> Information given

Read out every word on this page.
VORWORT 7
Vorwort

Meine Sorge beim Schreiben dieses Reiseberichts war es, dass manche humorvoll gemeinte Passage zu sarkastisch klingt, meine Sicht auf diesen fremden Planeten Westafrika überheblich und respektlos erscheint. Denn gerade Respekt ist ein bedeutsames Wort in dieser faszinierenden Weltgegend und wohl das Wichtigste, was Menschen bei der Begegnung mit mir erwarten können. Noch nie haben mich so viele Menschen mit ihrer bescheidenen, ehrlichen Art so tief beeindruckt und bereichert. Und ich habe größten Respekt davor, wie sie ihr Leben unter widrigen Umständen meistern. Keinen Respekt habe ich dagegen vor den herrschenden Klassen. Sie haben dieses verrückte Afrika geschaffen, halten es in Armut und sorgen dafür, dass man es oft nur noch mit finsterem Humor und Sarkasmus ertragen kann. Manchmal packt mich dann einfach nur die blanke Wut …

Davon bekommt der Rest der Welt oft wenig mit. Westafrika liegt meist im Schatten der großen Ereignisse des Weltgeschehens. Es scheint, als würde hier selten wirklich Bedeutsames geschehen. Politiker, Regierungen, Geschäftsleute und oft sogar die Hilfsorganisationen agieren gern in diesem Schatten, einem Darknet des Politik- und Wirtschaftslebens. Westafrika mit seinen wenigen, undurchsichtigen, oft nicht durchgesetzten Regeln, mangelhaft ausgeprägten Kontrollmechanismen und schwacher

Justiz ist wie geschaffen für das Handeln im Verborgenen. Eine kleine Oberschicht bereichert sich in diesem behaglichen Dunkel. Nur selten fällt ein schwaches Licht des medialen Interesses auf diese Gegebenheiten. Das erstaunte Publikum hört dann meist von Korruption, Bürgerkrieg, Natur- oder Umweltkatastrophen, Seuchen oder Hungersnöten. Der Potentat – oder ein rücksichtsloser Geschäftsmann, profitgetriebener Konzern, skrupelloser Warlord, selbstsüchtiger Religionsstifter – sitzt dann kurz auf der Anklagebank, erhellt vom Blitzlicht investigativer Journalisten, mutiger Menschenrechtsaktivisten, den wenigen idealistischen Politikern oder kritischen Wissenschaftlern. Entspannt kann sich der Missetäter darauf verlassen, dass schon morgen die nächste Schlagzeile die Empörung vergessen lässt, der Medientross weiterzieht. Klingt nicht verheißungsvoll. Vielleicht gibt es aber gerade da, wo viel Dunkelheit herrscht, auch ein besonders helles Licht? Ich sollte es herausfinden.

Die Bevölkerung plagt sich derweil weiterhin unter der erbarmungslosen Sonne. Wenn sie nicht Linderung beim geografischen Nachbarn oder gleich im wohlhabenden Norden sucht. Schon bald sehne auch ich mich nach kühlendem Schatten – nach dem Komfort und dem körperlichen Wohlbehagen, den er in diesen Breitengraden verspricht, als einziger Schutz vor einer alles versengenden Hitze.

> Job
Extract all the entries word for word.

> Expected output
Read out every word on this page.
VORWORT 7
Vorwort

Meine Sorge beim Schreiben dieses Reiseberichts war es, dass manche humorvoll gemeinte Passage zu sarkastisch klingt, meine Sicht auf diesen fremden Planeten Westafrika überheblich und respektlos erscheint. Denn gerade Respekt ist ein bedeutsames Wort in dieser faszinierenden Weltgegend und wohl das Wichtigste, was Menschen bei der Begegnung mit mir erwarten können. Noch nie haben mich so viele Menschen mit ihrer bescheidenen, ehrlichen Art so tief beeindruckt und bereichert. Und ich habe größten Respekt davor, wie sie ihr Leben unter widrigen Umständen meistern. Keinen Respekt habe ich dagegen vor den herrschenden Klassen. Sie haben dieses verrückte Afrika geschaffen, halten es in Armut und sorgen dafür, dass man es oft nur noch mit finsterem Humor und Sarkasmus ertragen kann. Manchmal packt mich dann einfach nur die blanke Wut …

Davon bekommt der Rest der Welt oft wenig mit. Westafrika liegt meist im Schatten der großen Ereignisse des Weltgeschehens. Es scheint, als würde hier selten wirklich Bedeutsames geschehen. Politiker, Regierungen, Geschäftsleute und oft sogar die Hilfsorganisationen agieren gern in diesem Schatten, einem Darknet des Politik- und Wirtschaftslebens. Westafrika mit seinen wenigen, undurchsichtigen, oft nicht durchgesetzten Regeln, mangelhaft ausgeprägten Kontrollmechanismen und schwacher

Justiz ist wie geschaffen für das Handeln im Verborgenen. Eine kleine Oberschicht bereichert sich in diesem behaglichen Dunkel. Nur selten fällt ein schwaches Licht des medialen Interesses auf diese Gegebenheiten. Das erstaunte Publikum hört dann meist von Korruption, Bürgerkrieg, Natur- oder Umweltkatastrophen, Seuchen oder Hungersnöten. Der Potentat – oder ein rücksichtsloser Geschäftsmann, profitgetriebener Konzern, skrupelloser Warlord, selbstsüchtiger Religionsstifter – sitzt dann kurz auf der Anklagebank, erhellt vom Blitzlicht investigativer Journalisten, mutiger Menschenrechtsaktivisten, den wenigen idealistischen Politikern oder kritischen Wissenschaftlern. Entspannt kann sich der Missetäter darauf verlassen, dass schon morgen die nächste Schlagzeile die Empörung vergessen lässt, der Medientross weiterzieht. Klingt nicht verheißungsvoll. Vielleicht gibt es aber gerade da, wo viel Dunkelheit herrscht, auch ein besonders helles Licht? Ich sollte es herausfinden.

Die Bevölkerung plagt sich derweil weiterhin unter der erbarmungslosen Sonne. Wenn sie nicht Linderung beim geografischen Nachbarn oder gleich im wohlhabenden Norden sucht. Schon bald sehne auch ich mich nach kühlendem Schatten – nach dem Komfort und dem körperlichen Wohlbehagen, den er in diesen Breitengraden verspricht, als einziger Schutz vor einer alles versengenden Hitze.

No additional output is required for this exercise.